BEGIN GIVEN DATA

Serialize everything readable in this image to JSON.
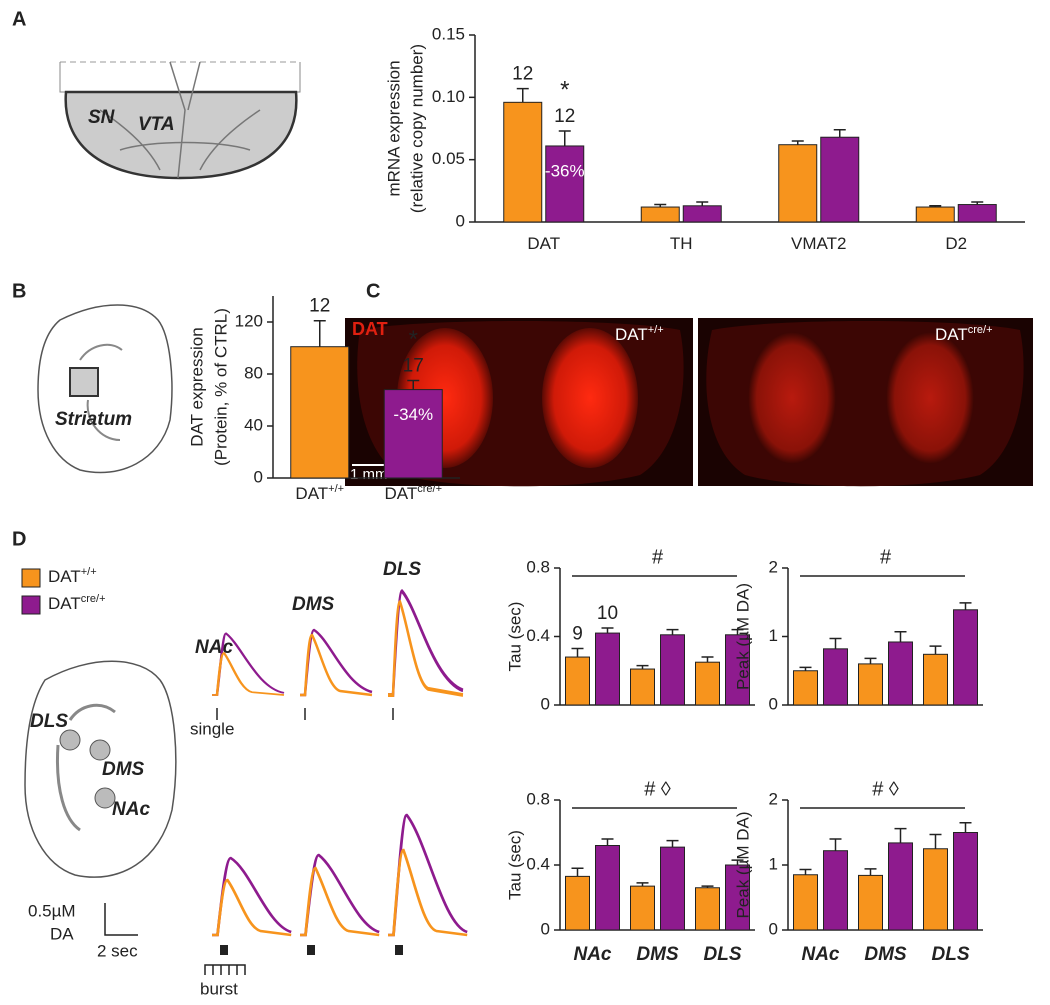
{
  "panel_labels": [
    "A",
    "B",
    "C",
    "D"
  ],
  "diagram_labels": {
    "A": [
      "SN",
      "VTA"
    ],
    "B": [
      "Striatum"
    ],
    "D": [
      "DLS",
      "DMS",
      "NAc"
    ]
  },
  "panel_c": {
    "stain": "DAT",
    "images": [
      {
        "base": "DAT",
        "sup": "+/+"
      },
      {
        "base": "DAT",
        "sup": "cre/+"
      }
    ],
    "scale": "1 mm"
  },
  "traces": {
    "titles": [
      "NAc",
      "DMS",
      "DLS"
    ],
    "single": "single",
    "burst": "burst",
    "scale_y": [
      "0.5µM",
      "DA"
    ],
    "scale_x": "2 sec"
  },
  "chart_data": [
    {
      "type": "bar",
      "ylabel": [
        "mRNA expression",
        "(relative copy number)"
      ],
      "categories": [
        "DAT",
        "TH",
        "VMAT2",
        "D2"
      ],
      "ylim": [
        0,
        0.15
      ],
      "yticks": [
        0,
        0.05,
        {
          "value": 0.1,
          "label": "0.10"
        },
        0.15
      ],
      "series": [
        {
          "color": "#f7941d",
          "values": [
            0.096,
            0.012,
            0.062,
            0.012
          ],
          "errors": [
            0.011,
            0.002,
            0.003,
            0.001
          ],
          "n": [
            12,
            null,
            null,
            null
          ]
        },
        {
          "color": "#8e1b8e",
          "values": [
            0.061,
            0.013,
            0.068,
            0.014
          ],
          "errors": [
            0.012,
            0.003,
            0.006,
            0.002
          ],
          "n": [
            12,
            null,
            null,
            null
          ],
          "marks": [
            "*",
            null,
            null,
            null
          ],
          "inner_labels": [
            "-36%",
            null,
            null,
            null
          ]
        }
      ]
    },
    {
      "type": "bar",
      "ylabel": [
        "DAT expression",
        "(Protein, % of CTRL)"
      ],
      "categories": [
        "DAT",
        "DAT"
      ],
      "category_sups": [
        "+/+",
        "cre/+"
      ],
      "ylim": [
        0,
        140
      ],
      "yticks": [
        0,
        40,
        80,
        120
      ],
      "series": [
        {
          "colors": [
            "#f7941d",
            "#8e1b8e"
          ],
          "values": [
            101,
            68
          ],
          "errors": [
            20,
            7
          ],
          "n": [
            12,
            17
          ],
          "marks": [
            null,
            "*"
          ],
          "inner_labels": [
            null,
            "-34%"
          ]
        }
      ]
    },
    {
      "type": "bar",
      "ylabel": [
        "Tau (sec)"
      ],
      "categories": [
        null,
        null,
        null
      ],
      "ylim": [
        0,
        0.8
      ],
      "yticks": [
        0,
        0.4,
        0.8
      ],
      "annotation": "#",
      "series": [
        {
          "name": "DAT",
          "name_sup": "+/+",
          "color": "#f7941d",
          "values": [
            0.28,
            0.21,
            0.25
          ],
          "errors": [
            0.05,
            0.02,
            0.03
          ],
          "n": [
            9,
            null,
            null
          ]
        },
        {
          "name": "DAT",
          "name_sup": "cre/+",
          "color": "#8e1b8e",
          "values": [
            0.42,
            0.41,
            0.41
          ],
          "errors": [
            0.03,
            0.03,
            0.03
          ],
          "n": [
            10,
            null,
            null
          ]
        }
      ]
    },
    {
      "type": "bar",
      "ylabel": [
        "Peak (µM DA)"
      ],
      "categories": [
        null,
        null,
        null
      ],
      "ylim": [
        0,
        2
      ],
      "yticks": [
        0,
        1,
        2
      ],
      "annotation": "#",
      "series": [
        {
          "color": "#f7941d",
          "values": [
            0.5,
            0.6,
            0.74
          ],
          "errors": [
            0.05,
            0.08,
            0.12
          ]
        },
        {
          "color": "#8e1b8e",
          "values": [
            0.82,
            0.92,
            1.39
          ],
          "errors": [
            0.15,
            0.15,
            0.1
          ]
        }
      ]
    },
    {
      "type": "bar",
      "ylabel": [
        "Tau (sec)"
      ],
      "categories": [
        "NAc",
        "DMS",
        "DLS"
      ],
      "ylim": [
        0,
        0.8
      ],
      "yticks": [
        0,
        0.4,
        0.8
      ],
      "annotation": "# ◊",
      "series": [
        {
          "color": "#f7941d",
          "values": [
            0.33,
            0.27,
            0.26
          ],
          "errors": [
            0.05,
            0.02,
            0.01
          ]
        },
        {
          "color": "#8e1b8e",
          "values": [
            0.52,
            0.51,
            0.4
          ],
          "errors": [
            0.04,
            0.04,
            0.03
          ]
        }
      ]
    },
    {
      "type": "bar",
      "ylabel": [
        "Peak (µM DA)"
      ],
      "categories": [
        "NAc",
        "DMS",
        "DLS"
      ],
      "ylim": [
        0,
        2
      ],
      "yticks": [
        0,
        1,
        2
      ],
      "annotation": "# ◊",
      "series": [
        {
          "color": "#f7941d",
          "values": [
            0.85,
            0.84,
            1.25
          ],
          "errors": [
            0.08,
            0.1,
            0.22
          ]
        },
        {
          "color": "#8e1b8e",
          "values": [
            1.22,
            1.34,
            1.5
          ],
          "errors": [
            0.18,
            0.22,
            0.15
          ]
        }
      ]
    }
  ]
}
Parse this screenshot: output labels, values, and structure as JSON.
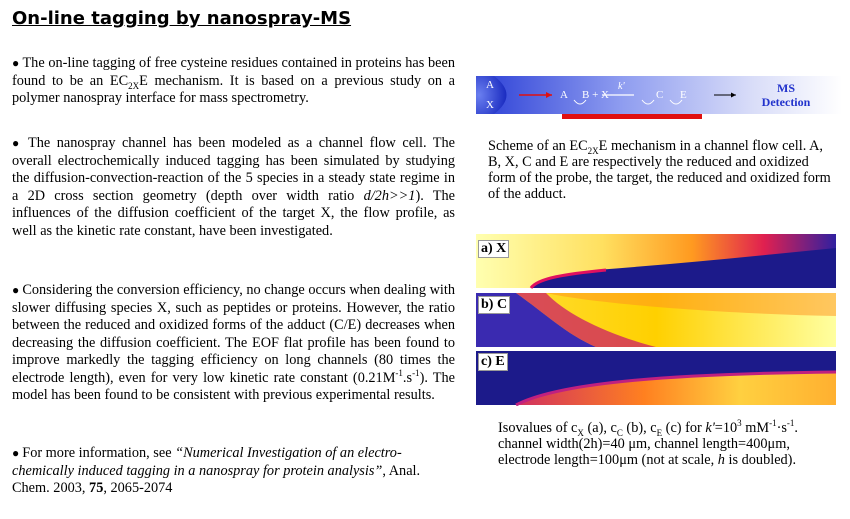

END GIVEN DATA

• **WHAT TO WORK ON**:
Without the pictures, restate all of the entries word for word.

• **SOLUTION**:
Serialize everything readable in this image to JSON.
{
  "panel_labels": [
    "A",
    "B",
    "C",
    "D"
  ],
  "diagram_labels": {
    "A": [
      "SN",
      "VTA"
    ],
    "B": [
      "Striatum"
    ],
    "D": [
      "DLS",
      "DMS",
      "NAc"
    ]
  },
  "panel_c": {
    "stain": "DAT",
    "images": [
      {
        "base": "DAT",
        "sup": "+/+"
      },
      {
        "base": "DAT",
        "sup": "cre/+"
      }
    ],
    "scale": "1 mm"
  },
  "traces": {
    "titles": [
      "NAc",
      "DMS",
      "DLS"
    ],
    "single": "single",
    "burst": "burst",
    "scale_y": [
      "0.5µM",
      "DA"
    ],
    "scale_x": "2 sec"
  },
  "chart_data": [
    {
      "type": "bar",
      "ylabel": [
        "mRNA expression",
        "(relative copy number)"
      ],
      "categories": [
        "DAT",
        "TH",
        "VMAT2",
        "D2"
      ],
      "ylim": [
        0,
        0.15
      ],
      "yticks": [
        0,
        0.05,
        {
          "value": 0.1,
          "label": "0.10"
        },
        0.15
      ],
      "series": [
        {
          "color": "#f7941d",
          "values": [
            0.096,
            0.012,
            0.062,
            0.012
          ],
          "errors": [
            0.011,
            0.002,
            0.003,
            0.001
          ],
          "n": [
            12,
            null,
            null,
            null
          ]
        },
        {
          "color": "#8e1b8e",
          "values": [
            0.061,
            0.013,
            0.068,
            0.014
          ],
          "errors": [
            0.012,
            0.003,
            0.006,
            0.002
          ],
          "n": [
            12,
            null,
            null,
            null
          ],
          "marks": [
            "*",
            null,
            null,
            null
          ],
          "inner_labels": [
            "-36%",
            null,
            null,
            null
          ]
        }
      ]
    },
    {
      "type": "bar",
      "ylabel": [
        "DAT expression",
        "(Protein, % of CTRL)"
      ],
      "categories": [
        "DAT",
        "DAT"
      ],
      "category_sups": [
        "+/+",
        "cre/+"
      ],
      "ylim": [
        0,
        140
      ],
      "yticks": [
        0,
        40,
        80,
        120
      ],
      "series": [
        {
          "colors": [
            "#f7941d",
            "#8e1b8e"
          ],
          "values": [
            101,
            68
          ],
          "errors": [
            20,
            7
          ],
          "n": [
            12,
            17
          ],
          "marks": [
            null,
            "*"
          ],
          "inner_labels": [
            null,
            "-34%"
          ]
        }
      ]
    },
    {
      "type": "bar",
      "ylabel": [
        "Tau (sec)"
      ],
      "categories": [
        null,
        null,
        null
      ],
      "ylim": [
        0,
        0.8
      ],
      "yticks": [
        0,
        0.4,
        0.8
      ],
      "annotation": "#",
      "series": [
        {
          "name": "DAT",
          "name_sup": "+/+",
          "color": "#f7941d",
          "values": [
            0.28,
            0.21,
            0.25
          ],
          "errors": [
            0.05,
            0.02,
            0.03
          ],
          "n": [
            9,
            null,
            null
          ]
        },
        {
          "name": "DAT",
          "name_sup": "cre/+",
          "color": "#8e1b8e",
          "values": [
            0.42,
            0.41,
            0.41
          ],
          "errors": [
            0.03,
            0.03,
            0.03
          ],
          "n": [
            10,
            null,
            null
          ]
        }
      ]
    },
    {
      "type": "bar",
      "ylabel": [
        "Peak (µM DA)"
      ],
      "categories": [
        null,
        null,
        null
      ],
      "ylim": [
        0,
        2
      ],
      "yticks": [
        0,
        1,
        2
      ],
      "annotation": "#",
      "series": [
        {
          "color": "#f7941d",
          "values": [
            0.5,
            0.6,
            0.74
          ],
          "errors": [
            0.05,
            0.08,
            0.12
          ]
        },
        {
          "color": "#8e1b8e",
          "values": [
            0.82,
            0.92,
            1.39
          ],
          "errors": [
            0.15,
            0.15,
            0.1
          ]
        }
      ]
    },
    {
      "type": "bar",
      "ylabel": [
        "Tau (sec)"
      ],
      "categories": [
        "NAc",
        "DMS",
        "DLS"
      ],
      "ylim": [
        0,
        0.8
      ],
      "yticks": [
        0,
        0.4,
        0.8
      ],
      "annotation": "# ◊",
      "series": [
        {
          "color": "#f7941d",
          "values": [
            0.33,
            0.27,
            0.26
          ],
          "errors": [
            0.05,
            0.02,
            0.01
          ]
        },
        {
          "color": "#8e1b8e",
          "values": [
            0.52,
            0.51,
            0.4
          ],
          "errors": [
            0.04,
            0.04,
            0.03
          ]
        }
      ]
    },
    {
      "type": "bar",
      "ylabel": [
        "Peak (µM DA)"
      ],
      "categories": [
        "NAc",
        "DMS",
        "DLS"
      ],
      "ylim": [
        0,
        2
      ],
      "yticks": [
        0,
        1,
        2
      ],
      "annotation": "# ◊",
      "series": [
        {
          "color": "#f7941d",
          "values": [
            0.85,
            0.84,
            1.25
          ],
          "errors": [
            0.08,
            0.1,
            0.22
          ]
        },
        {
          "color": "#8e1b8e",
          "values": [
            1.22,
            1.34,
            1.5
          ],
          "errors": [
            0.18,
            0.22,
            0.15
          ]
        }
      ]
    }
  ]
}
Parse this screenshot: output labels, values, and structure as JSON.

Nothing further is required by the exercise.